**PROBLEM REQUIREMENTS**: Repeat each line of the material below exactly as it appears, minus any pictures.

Items listed in a dataset:

** START **

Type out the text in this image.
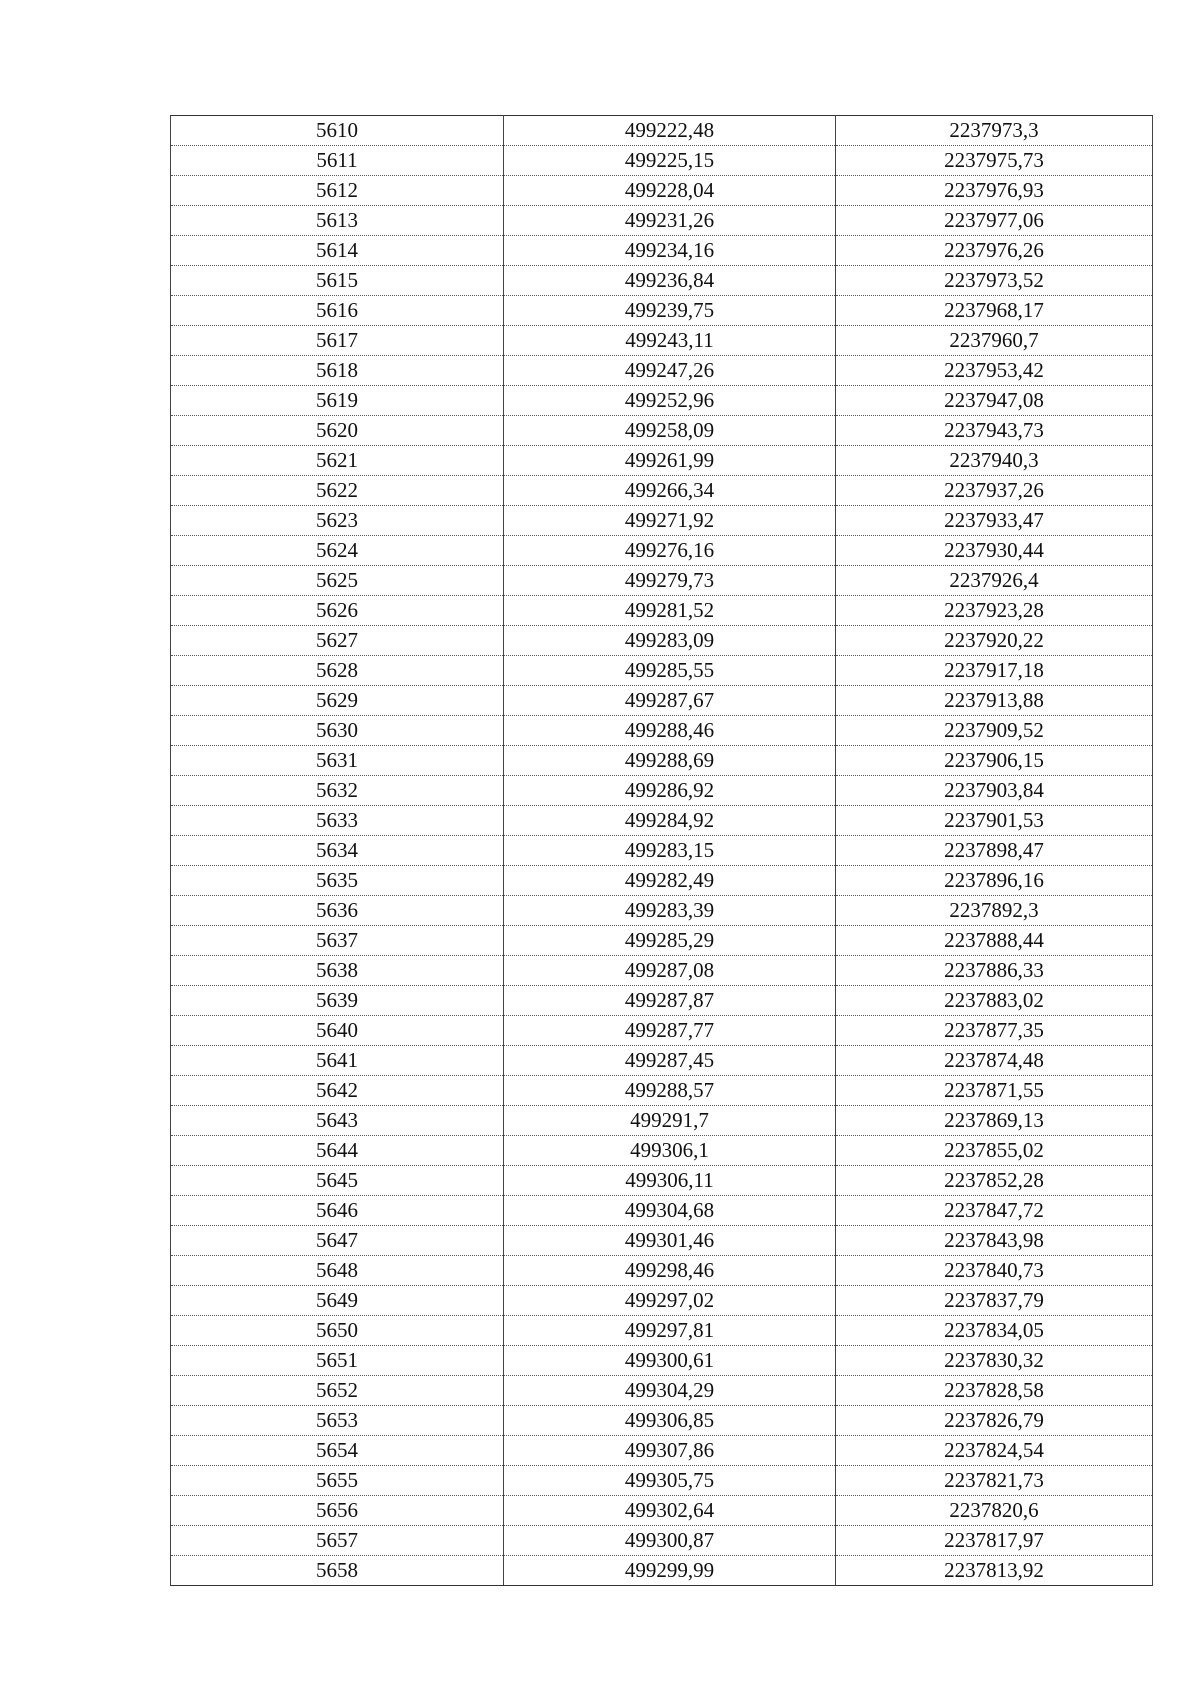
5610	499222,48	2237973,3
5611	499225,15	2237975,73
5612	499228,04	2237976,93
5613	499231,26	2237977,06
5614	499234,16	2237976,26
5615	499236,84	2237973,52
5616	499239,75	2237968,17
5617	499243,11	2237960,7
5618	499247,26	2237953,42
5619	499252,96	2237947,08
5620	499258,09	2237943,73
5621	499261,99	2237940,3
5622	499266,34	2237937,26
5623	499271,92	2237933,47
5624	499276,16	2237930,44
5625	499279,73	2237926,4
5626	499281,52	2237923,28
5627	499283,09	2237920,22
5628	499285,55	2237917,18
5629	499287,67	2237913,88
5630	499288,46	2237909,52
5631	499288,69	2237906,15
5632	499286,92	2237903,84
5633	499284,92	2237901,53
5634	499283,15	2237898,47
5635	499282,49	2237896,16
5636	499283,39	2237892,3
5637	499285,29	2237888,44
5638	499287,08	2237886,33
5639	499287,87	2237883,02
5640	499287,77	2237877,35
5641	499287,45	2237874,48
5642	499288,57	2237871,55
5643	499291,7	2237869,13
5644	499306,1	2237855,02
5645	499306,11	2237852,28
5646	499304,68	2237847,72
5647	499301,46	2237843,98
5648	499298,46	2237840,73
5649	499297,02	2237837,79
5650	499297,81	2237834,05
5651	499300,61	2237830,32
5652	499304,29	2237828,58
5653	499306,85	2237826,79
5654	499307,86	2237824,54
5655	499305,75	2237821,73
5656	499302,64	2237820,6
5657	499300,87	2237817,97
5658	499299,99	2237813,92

** END **

**CORRECT RESPONSE**:
Type out the text in this image.
5610	499222,48	2237973,3
5611	499225,15	2237975,73
5612	499228,04	2237976,93
5613	499231,26	2237977,06
5614	499234,16	2237976,26
5615	499236,84	2237973,52
5616	499239,75	2237968,17
5617	499243,11	2237960,7
5618	499247,26	2237953,42
5619	499252,96	2237947,08
5620	499258,09	2237943,73
5621	499261,99	2237940,3
5622	499266,34	2237937,26
5623	499271,92	2237933,47
5624	499276,16	2237930,44
5625	499279,73	2237926,4
5626	499281,52	2237923,28
5627	499283,09	2237920,22
5628	499285,55	2237917,18
5629	499287,67	2237913,88
5630	499288,46	2237909,52
5631	499288,69	2237906,15
5632	499286,92	2237903,84
5633	499284,92	2237901,53
5634	499283,15	2237898,47
5635	499282,49	2237896,16
5636	499283,39	2237892,3
5637	499285,29	2237888,44
5638	499287,08	2237886,33
5639	499287,87	2237883,02
5640	499287,77	2237877,35
5641	499287,45	2237874,48
5642	499288,57	2237871,55
5643	499291,7	2237869,13
5644	499306,1	2237855,02
5645	499306,11	2237852,28
5646	499304,68	2237847,72
5647	499301,46	2237843,98
5648	499298,46	2237840,73
5649	499297,02	2237837,79
5650	499297,81	2237834,05
5651	499300,61	2237830,32
5652	499304,29	2237828,58
5653	499306,85	2237826,79
5654	499307,86	2237824,54
5655	499305,75	2237821,73
5656	499302,64	2237820,6
5657	499300,87	2237817,97
5658	499299,99	2237813,92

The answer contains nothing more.